■ Short task ■
Verbatim output of all the material below is required.

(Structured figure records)

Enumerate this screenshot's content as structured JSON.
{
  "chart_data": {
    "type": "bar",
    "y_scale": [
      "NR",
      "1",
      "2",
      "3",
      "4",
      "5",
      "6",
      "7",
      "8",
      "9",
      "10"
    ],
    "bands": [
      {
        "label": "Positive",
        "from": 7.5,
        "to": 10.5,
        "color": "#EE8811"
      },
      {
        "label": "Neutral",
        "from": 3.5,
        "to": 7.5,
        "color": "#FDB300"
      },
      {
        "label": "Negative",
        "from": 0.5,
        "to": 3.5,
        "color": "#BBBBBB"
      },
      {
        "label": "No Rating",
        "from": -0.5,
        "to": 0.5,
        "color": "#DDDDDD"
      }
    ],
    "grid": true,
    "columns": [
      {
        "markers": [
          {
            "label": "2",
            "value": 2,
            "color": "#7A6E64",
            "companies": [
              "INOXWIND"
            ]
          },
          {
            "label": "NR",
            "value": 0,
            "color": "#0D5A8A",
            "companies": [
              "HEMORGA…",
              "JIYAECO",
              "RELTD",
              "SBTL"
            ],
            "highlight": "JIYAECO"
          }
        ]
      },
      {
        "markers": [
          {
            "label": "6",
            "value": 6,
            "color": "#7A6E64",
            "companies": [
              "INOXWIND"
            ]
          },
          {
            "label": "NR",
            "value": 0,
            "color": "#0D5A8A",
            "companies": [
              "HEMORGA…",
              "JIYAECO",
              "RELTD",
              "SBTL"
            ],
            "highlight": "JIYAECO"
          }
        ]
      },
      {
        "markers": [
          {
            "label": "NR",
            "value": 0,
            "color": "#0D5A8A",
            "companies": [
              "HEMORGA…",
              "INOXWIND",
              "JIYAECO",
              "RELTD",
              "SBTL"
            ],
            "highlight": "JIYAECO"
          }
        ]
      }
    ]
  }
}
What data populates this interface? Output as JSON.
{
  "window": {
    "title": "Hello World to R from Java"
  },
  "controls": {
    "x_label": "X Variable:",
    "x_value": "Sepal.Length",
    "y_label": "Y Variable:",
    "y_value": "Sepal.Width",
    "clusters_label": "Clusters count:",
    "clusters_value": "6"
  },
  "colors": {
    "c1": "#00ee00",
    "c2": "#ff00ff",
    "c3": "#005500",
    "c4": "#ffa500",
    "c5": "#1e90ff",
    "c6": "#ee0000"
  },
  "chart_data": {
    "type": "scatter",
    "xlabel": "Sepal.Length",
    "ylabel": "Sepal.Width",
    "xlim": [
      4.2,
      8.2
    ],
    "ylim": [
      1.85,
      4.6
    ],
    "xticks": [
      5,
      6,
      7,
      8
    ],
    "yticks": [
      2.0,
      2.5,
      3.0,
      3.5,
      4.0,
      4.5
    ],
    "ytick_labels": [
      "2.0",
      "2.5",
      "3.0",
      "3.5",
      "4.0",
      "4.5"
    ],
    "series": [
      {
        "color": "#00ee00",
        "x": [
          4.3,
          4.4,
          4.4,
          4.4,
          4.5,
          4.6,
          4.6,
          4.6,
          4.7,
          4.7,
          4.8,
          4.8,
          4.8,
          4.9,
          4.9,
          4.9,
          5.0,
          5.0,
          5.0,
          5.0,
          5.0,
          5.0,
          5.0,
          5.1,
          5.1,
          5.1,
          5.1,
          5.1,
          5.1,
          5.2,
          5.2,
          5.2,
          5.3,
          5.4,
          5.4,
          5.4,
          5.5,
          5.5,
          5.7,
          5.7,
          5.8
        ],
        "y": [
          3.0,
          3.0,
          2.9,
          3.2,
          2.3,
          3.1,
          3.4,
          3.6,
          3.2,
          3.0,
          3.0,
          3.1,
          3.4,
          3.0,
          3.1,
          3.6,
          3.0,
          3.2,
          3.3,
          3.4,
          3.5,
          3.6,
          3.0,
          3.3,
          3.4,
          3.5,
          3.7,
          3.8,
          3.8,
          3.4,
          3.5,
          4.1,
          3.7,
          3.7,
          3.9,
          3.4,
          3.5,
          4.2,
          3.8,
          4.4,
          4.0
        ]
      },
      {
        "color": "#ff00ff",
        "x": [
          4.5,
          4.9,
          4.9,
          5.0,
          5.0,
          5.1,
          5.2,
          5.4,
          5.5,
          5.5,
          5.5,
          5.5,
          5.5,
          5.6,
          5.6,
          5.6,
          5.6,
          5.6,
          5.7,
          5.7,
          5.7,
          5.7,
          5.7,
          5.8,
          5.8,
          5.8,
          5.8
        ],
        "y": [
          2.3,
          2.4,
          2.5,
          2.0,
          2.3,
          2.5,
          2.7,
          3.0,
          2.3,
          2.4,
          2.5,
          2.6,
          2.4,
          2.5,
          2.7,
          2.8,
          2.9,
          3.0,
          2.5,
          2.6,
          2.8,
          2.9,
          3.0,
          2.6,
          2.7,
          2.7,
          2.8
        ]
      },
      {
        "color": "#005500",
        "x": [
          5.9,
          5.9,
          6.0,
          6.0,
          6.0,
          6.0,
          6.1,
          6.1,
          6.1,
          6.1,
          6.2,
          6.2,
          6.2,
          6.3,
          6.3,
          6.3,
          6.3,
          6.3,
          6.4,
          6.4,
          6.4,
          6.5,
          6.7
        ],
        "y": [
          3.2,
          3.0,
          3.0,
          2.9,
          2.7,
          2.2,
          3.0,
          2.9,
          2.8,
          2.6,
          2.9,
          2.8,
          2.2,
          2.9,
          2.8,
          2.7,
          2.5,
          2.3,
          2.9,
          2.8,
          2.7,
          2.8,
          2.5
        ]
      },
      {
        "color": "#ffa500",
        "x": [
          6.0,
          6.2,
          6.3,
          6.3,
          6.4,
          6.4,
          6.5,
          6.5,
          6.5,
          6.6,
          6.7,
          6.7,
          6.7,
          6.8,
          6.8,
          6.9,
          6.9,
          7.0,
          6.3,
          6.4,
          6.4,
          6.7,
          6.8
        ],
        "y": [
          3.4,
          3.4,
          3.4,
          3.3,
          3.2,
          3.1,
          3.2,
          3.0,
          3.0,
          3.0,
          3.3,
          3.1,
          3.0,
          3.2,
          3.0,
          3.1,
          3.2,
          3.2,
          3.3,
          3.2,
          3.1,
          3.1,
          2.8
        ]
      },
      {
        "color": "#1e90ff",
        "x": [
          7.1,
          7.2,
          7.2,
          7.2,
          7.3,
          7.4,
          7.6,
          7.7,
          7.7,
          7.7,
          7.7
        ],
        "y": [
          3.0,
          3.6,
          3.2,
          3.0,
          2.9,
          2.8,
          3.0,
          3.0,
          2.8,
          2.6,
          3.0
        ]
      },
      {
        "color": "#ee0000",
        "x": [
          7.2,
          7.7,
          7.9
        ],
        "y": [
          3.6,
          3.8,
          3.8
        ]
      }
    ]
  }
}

■ The output ■
Enumerate this screenshot's content as structured JSON.
{
  "chart_data": {
    "type": "bar",
    "y_scale": [
      "NR",
      "1",
      "2",
      "3",
      "4",
      "5",
      "6",
      "7",
      "8",
      "9",
      "10"
    ],
    "bands": [
      {
        "label": "Positive",
        "from": 7.5,
        "to": 10.5,
        "color": "#EE8811"
      },
      {
        "label": "Neutral",
        "from": 3.5,
        "to": 7.5,
        "color": "#FDB300"
      },
      {
        "label": "Negative",
        "from": 0.5,
        "to": 3.5,
        "color": "#BBBBBB"
      },
      {
        "label": "No Rating",
        "from": -0.5,
        "to": 0.5,
        "color": "#DDDDDD"
      }
    ],
    "grid": true,
    "columns": [
      {
        "markers": [
          {
            "label": "2",
            "value": 2,
            "color": "#7A6E64",
            "companies": [
              "INOXWIND"
            ]
          },
          {
            "label": "NR",
            "value": 0,
            "color": "#0D5A8A",
            "companies": [
              "HEMORGA…",
              "JIYAECO",
              "RELTD",
              "SBTL"
            ],
            "highlight": "JIYAECO"
          }
        ]
      },
      {
        "markers": [
          {
            "label": "6",
            "value": 6,
            "color": "#7A6E64",
            "companies": [
              "INOXWIND"
            ]
          },
          {
            "label": "NR",
            "value": 0,
            "color": "#0D5A8A",
            "companies": [
              "HEMORGA…",
              "JIYAECO",
              "RELTD",
              "SBTL"
            ],
            "highlight": "JIYAECO"
          }
        ]
      },
      {
        "markers": [
          {
            "label": "NR",
            "value": 0,
            "color": "#0D5A8A",
            "companies": [
              "HEMORGA…",
              "INOXWIND",
              "JIYAECO",
              "RELTD",
              "SBTL"
            ],
            "highlight": "JIYAECO"
          }
        ]
      }
    ]
  }
}
What data populates this interface? Output as JSON.
{
  "window": {
    "title": "Hello World to R from Java"
  },
  "controls": {
    "x_label": "X Variable:",
    "x_value": "Sepal.Length",
    "y_label": "Y Variable:",
    "y_value": "Sepal.Width",
    "clusters_label": "Clusters count:",
    "clusters_value": "6"
  },
  "colors": {
    "c1": "#00ee00",
    "c2": "#ff00ff",
    "c3": "#005500",
    "c4": "#ffa500",
    "c5": "#1e90ff",
    "c6": "#ee0000"
  },
  "chart_data": {
    "type": "scatter",
    "xlabel": "Sepal.Length",
    "ylabel": "Sepal.Width",
    "xlim": [
      4.2,
      8.2
    ],
    "ylim": [
      1.85,
      4.6
    ],
    "xticks": [
      5,
      6,
      7,
      8
    ],
    "yticks": [
      2.0,
      2.5,
      3.0,
      3.5,
      4.0,
      4.5
    ],
    "ytick_labels": [
      "2.0",
      "2.5",
      "3.0",
      "3.5",
      "4.0",
      "4.5"
    ],
    "series": [
      {
        "color": "#00ee00",
        "x": [
          4.3,
          4.4,
          4.4,
          4.4,
          4.5,
          4.6,
          4.6,
          4.6,
          4.7,
          4.7,
          4.8,
          4.8,
          4.8,
          4.9,
          4.9,
          4.9,
          5.0,
          5.0,
          5.0,
          5.0,
          5.0,
          5.0,
          5.0,
          5.1,
          5.1,
          5.1,
          5.1,
          5.1,
          5.1,
          5.2,
          5.2,
          5.2,
          5.3,
          5.4,
          5.4,
          5.4,
          5.5,
          5.5,
          5.7,
          5.7,
          5.8
        ],
        "y": [
          3.0,
          3.0,
          2.9,
          3.2,
          2.3,
          3.1,
          3.4,
          3.6,
          3.2,
          3.0,
          3.0,
          3.1,
          3.4,
          3.0,
          3.1,
          3.6,
          3.0,
          3.2,
          3.3,
          3.4,
          3.5,
          3.6,
          3.0,
          3.3,
          3.4,
          3.5,
          3.7,
          3.8,
          3.8,
          3.4,
          3.5,
          4.1,
          3.7,
          3.7,
          3.9,
          3.4,
          3.5,
          4.2,
          3.8,
          4.4,
          4.0
        ]
      },
      {
        "color": "#ff00ff",
        "x": [
          4.5,
          4.9,
          4.9,
          5.0,
          5.0,
          5.1,
          5.2,
          5.4,
          5.5,
          5.5,
          5.5,
          5.5,
          5.5,
          5.6,
          5.6,
          5.6,
          5.6,
          5.6,
          5.7,
          5.7,
          5.7,
          5.7,
          5.7,
          5.8,
          5.8,
          5.8,
          5.8
        ],
        "y": [
          2.3,
          2.4,
          2.5,
          2.0,
          2.3,
          2.5,
          2.7,
          3.0,
          2.3,
          2.4,
          2.5,
          2.6,
          2.4,
          2.5,
          2.7,
          2.8,
          2.9,
          3.0,
          2.5,
          2.6,
          2.8,
          2.9,
          3.0,
          2.6,
          2.7,
          2.7,
          2.8
        ]
      },
      {
        "color": "#005500",
        "x": [
          5.9,
          5.9,
          6.0,
          6.0,
          6.0,
          6.0,
          6.1,
          6.1,
          6.1,
          6.1,
          6.2,
          6.2,
          6.2,
          6.3,
          6.3,
          6.3,
          6.3,
          6.3,
          6.4,
          6.4,
          6.4,
          6.5,
          6.7
        ],
        "y": [
          3.2,
          3.0,
          3.0,
          2.9,
          2.7,
          2.2,
          3.0,
          2.9,
          2.8,
          2.6,
          2.9,
          2.8,
          2.2,
          2.9,
          2.8,
          2.7,
          2.5,
          2.3,
          2.9,
          2.8,
          2.7,
          2.8,
          2.5
        ]
      },
      {
        "color": "#ffa500",
        "x": [
          6.0,
          6.2,
          6.3,
          6.3,
          6.4,
          6.4,
          6.5,
          6.5,
          6.5,
          6.6,
          6.7,
          6.7,
          6.7,
          6.8,
          6.8,
          6.9,
          6.9,
          7.0,
          6.3,
          6.4,
          6.4,
          6.7,
          6.8
        ],
        "y": [
          3.4,
          3.4,
          3.4,
          3.3,
          3.2,
          3.1,
          3.2,
          3.0,
          3.0,
          3.0,
          3.3,
          3.1,
          3.0,
          3.2,
          3.0,
          3.1,
          3.2,
          3.2,
          3.3,
          3.2,
          3.1,
          3.1,
          2.8
        ]
      },
      {
        "color": "#1e90ff",
        "x": [
          7.1,
          7.2,
          7.2,
          7.2,
          7.3,
          7.4,
          7.6,
          7.7,
          7.7,
          7.7,
          7.7
        ],
        "y": [
          3.0,
          3.6,
          3.2,
          3.0,
          2.9,
          2.8,
          3.0,
          3.0,
          2.8,
          2.6,
          3.0
        ]
      },
      {
        "color": "#ee0000",
        "x": [
          7.2,
          7.7,
          7.9
        ],
        "y": [
          3.6,
          3.8,
          3.8
        ]
      }
    ]
  }
}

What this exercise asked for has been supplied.